Task prompt: Every line below that mentions the word "Spinach" should be copied out.

Records supplied:
________________________________________

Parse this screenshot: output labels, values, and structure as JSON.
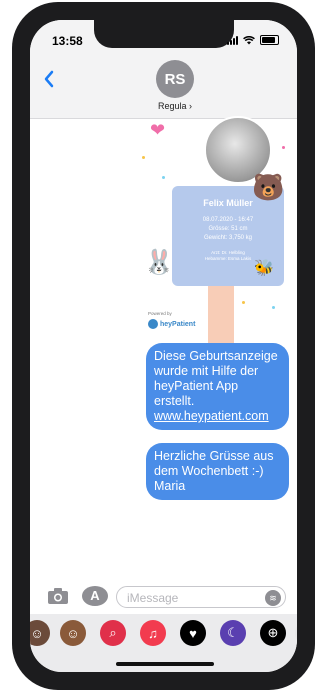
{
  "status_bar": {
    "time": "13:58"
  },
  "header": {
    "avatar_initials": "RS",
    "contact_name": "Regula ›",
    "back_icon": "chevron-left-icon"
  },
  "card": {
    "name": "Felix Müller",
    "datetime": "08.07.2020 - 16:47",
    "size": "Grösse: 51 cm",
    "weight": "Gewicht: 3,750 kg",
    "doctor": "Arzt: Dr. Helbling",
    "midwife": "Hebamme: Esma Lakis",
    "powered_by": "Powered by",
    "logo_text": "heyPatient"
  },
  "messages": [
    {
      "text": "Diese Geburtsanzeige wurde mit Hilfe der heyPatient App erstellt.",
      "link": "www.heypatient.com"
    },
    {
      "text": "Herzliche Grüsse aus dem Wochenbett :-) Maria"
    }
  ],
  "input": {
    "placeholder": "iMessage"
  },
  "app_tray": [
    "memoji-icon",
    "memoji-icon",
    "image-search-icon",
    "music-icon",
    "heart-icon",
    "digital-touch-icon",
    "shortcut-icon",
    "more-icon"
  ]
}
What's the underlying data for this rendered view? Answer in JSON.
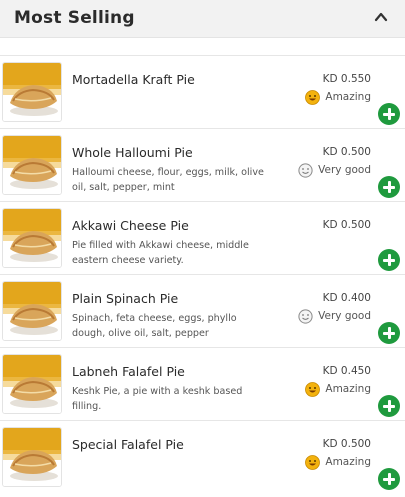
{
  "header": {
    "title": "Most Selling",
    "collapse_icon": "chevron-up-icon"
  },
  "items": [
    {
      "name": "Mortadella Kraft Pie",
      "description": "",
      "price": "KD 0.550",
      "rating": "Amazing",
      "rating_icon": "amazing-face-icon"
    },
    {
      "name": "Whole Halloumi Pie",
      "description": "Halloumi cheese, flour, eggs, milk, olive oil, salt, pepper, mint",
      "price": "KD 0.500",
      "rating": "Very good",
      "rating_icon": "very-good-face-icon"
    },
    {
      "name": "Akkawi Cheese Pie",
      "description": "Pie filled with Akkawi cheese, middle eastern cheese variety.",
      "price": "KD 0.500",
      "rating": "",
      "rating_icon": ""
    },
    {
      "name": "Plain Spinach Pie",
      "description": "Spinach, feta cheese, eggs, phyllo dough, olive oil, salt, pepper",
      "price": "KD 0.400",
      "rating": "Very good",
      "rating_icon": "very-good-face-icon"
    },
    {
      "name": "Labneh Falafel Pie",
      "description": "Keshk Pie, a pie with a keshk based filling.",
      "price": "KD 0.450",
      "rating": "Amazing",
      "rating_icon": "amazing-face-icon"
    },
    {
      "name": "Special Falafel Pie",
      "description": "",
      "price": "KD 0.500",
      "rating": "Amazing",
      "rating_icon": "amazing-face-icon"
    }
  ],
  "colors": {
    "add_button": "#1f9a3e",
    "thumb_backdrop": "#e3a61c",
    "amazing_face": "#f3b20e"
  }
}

________________________________________

Complete response:
      "name": "Plain Spinach Pie",
      "description": "Spinach, feta cheese, eggs, phyllo dough, olive oil, salt, pepper",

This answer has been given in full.